# Task inputs
# # #

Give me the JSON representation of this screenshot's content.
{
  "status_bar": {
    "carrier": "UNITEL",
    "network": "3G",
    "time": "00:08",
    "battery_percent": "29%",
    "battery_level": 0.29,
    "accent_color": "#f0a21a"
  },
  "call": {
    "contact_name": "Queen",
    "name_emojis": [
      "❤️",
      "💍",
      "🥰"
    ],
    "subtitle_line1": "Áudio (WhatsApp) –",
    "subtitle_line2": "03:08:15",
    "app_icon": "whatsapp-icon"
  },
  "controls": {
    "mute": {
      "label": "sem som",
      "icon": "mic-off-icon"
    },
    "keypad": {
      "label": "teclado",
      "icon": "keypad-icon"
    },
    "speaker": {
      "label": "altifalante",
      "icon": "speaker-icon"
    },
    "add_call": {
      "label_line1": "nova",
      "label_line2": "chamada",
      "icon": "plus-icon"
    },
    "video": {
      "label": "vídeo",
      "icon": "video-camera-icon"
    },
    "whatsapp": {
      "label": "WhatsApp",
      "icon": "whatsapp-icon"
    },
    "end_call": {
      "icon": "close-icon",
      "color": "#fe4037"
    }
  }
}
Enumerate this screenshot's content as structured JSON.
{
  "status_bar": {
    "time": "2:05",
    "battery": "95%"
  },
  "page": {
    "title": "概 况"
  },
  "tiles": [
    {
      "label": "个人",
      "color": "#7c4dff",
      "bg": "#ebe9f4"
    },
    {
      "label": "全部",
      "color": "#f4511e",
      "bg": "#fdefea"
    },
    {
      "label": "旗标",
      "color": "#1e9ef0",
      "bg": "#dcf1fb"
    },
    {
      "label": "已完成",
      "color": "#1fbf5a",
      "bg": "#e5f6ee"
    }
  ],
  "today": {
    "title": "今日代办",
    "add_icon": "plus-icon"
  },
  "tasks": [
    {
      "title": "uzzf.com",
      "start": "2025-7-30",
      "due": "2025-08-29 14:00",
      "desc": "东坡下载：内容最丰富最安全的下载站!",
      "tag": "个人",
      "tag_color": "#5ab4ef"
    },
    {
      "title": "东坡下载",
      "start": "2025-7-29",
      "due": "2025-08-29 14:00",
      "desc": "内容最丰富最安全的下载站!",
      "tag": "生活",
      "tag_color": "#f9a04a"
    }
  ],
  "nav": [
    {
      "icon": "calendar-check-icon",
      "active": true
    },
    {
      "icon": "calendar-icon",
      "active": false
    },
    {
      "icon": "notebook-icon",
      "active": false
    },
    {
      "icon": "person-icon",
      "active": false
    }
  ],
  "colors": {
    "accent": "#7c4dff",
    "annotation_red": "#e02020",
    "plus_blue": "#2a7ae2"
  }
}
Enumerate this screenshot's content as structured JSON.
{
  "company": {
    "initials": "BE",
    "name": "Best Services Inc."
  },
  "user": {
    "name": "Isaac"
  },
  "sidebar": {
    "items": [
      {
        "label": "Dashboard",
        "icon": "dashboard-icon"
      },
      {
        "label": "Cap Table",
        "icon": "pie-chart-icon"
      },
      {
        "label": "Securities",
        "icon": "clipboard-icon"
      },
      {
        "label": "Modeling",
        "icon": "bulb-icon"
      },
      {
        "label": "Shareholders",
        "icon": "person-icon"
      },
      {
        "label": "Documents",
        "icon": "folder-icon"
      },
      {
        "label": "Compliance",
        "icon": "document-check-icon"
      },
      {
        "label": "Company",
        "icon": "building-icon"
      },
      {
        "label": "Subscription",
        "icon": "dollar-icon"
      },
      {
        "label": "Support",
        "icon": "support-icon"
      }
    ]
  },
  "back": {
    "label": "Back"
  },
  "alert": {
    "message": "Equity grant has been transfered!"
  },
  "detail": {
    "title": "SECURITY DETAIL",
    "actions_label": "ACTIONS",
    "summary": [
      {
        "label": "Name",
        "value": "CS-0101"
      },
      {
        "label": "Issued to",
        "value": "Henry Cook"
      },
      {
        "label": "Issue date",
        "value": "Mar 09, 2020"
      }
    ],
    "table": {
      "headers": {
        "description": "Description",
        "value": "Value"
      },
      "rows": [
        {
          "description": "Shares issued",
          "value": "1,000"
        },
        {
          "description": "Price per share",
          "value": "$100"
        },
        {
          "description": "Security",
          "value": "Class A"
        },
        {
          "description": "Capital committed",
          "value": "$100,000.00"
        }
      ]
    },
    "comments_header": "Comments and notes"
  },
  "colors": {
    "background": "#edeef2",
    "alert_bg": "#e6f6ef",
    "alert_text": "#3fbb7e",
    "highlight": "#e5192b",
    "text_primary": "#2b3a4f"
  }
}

# # #

Using the data above, return each line exactly as written.

# Completed exercise
Give me the JSON representation of this screenshot's content.
{
  "status_bar": {
    "carrier": "UNITEL",
    "network": "3G",
    "time": "00:08",
    "battery_percent": "29%",
    "battery_level": 0.29,
    "accent_color": "#f0a21a"
  },
  "call": {
    "contact_name": "Queen",
    "name_emojis": [
      "❤️",
      "💍",
      "🥰"
    ],
    "subtitle_line1": "Áudio (WhatsApp) –",
    "subtitle_line2": "03:08:15",
    "app_icon": "whatsapp-icon"
  },
  "controls": {
    "mute": {
      "label": "sem som",
      "icon": "mic-off-icon"
    },
    "keypad": {
      "label": "teclado",
      "icon": "keypad-icon"
    },
    "speaker": {
      "label": "altifalante",
      "icon": "speaker-icon"
    },
    "add_call": {
      "label_line1": "nova",
      "label_line2": "chamada",
      "icon": "plus-icon"
    },
    "video": {
      "label": "vídeo",
      "icon": "video-camera-icon"
    },
    "whatsapp": {
      "label": "WhatsApp",
      "icon": "whatsapp-icon"
    },
    "end_call": {
      "icon": "close-icon",
      "color": "#fe4037"
    }
  }
}
Enumerate this screenshot's content as structured JSON.
{
  "status_bar": {
    "time": "2:05",
    "battery": "95%"
  },
  "page": {
    "title": "概 况"
  },
  "tiles": [
    {
      "label": "个人",
      "color": "#7c4dff",
      "bg": "#ebe9f4"
    },
    {
      "label": "全部",
      "color": "#f4511e",
      "bg": "#fdefea"
    },
    {
      "label": "旗标",
      "color": "#1e9ef0",
      "bg": "#dcf1fb"
    },
    {
      "label": "已完成",
      "color": "#1fbf5a",
      "bg": "#e5f6ee"
    }
  ],
  "today": {
    "title": "今日代办",
    "add_icon": "plus-icon"
  },
  "tasks": [
    {
      "title": "uzzf.com",
      "start": "2025-7-30",
      "due": "2025-08-29 14:00",
      "desc": "东坡下载：内容最丰富最安全的下载站!",
      "tag": "个人",
      "tag_color": "#5ab4ef"
    },
    {
      "title": "东坡下载",
      "start": "2025-7-29",
      "due": "2025-08-29 14:00",
      "desc": "内容最丰富最安全的下载站!",
      "tag": "生活",
      "tag_color": "#f9a04a"
    }
  ],
  "nav": [
    {
      "icon": "calendar-check-icon",
      "active": true
    },
    {
      "icon": "calendar-icon",
      "active": false
    },
    {
      "icon": "notebook-icon",
      "active": false
    },
    {
      "icon": "person-icon",
      "active": false
    }
  ],
  "colors": {
    "accent": "#7c4dff",
    "annotation_red": "#e02020",
    "plus_blue": "#2a7ae2"
  }
}
Enumerate this screenshot's content as structured JSON.
{
  "company": {
    "initials": "BE",
    "name": "Best Services Inc."
  },
  "user": {
    "name": "Isaac"
  },
  "sidebar": {
    "items": [
      {
        "label": "Dashboard",
        "icon": "dashboard-icon"
      },
      {
        "label": "Cap Table",
        "icon": "pie-chart-icon"
      },
      {
        "label": "Securities",
        "icon": "clipboard-icon"
      },
      {
        "label": "Modeling",
        "icon": "bulb-icon"
      },
      {
        "label": "Shareholders",
        "icon": "person-icon"
      },
      {
        "label": "Documents",
        "icon": "folder-icon"
      },
      {
        "label": "Compliance",
        "icon": "document-check-icon"
      },
      {
        "label": "Company",
        "icon": "building-icon"
      },
      {
        "label": "Subscription",
        "icon": "dollar-icon"
      },
      {
        "label": "Support",
        "icon": "support-icon"
      }
    ]
  },
  "back": {
    "label": "Back"
  },
  "alert": {
    "message": "Equity grant has been transfered!"
  },
  "detail": {
    "title": "SECURITY DETAIL",
    "actions_label": "ACTIONS",
    "summary": [
      {
        "label": "Name",
        "value": "CS-0101"
      },
      {
        "label": "Issued to",
        "value": "Henry Cook"
      },
      {
        "label": "Issue date",
        "value": "Mar 09, 2020"
      }
    ],
    "table": {
      "headers": {
        "description": "Description",
        "value": "Value"
      },
      "rows": [
        {
          "description": "Shares issued",
          "value": "1,000"
        },
        {
          "description": "Price per share",
          "value": "$100"
        },
        {
          "description": "Security",
          "value": "Class A"
        },
        {
          "description": "Capital committed",
          "value": "$100,000.00"
        }
      ]
    },
    "comments_header": "Comments and notes"
  },
  "colors": {
    "background": "#edeef2",
    "alert_bg": "#e6f6ef",
    "alert_text": "#3fbb7e",
    "highlight": "#e5192b",
    "text_primary": "#2b3a4f"
  }
}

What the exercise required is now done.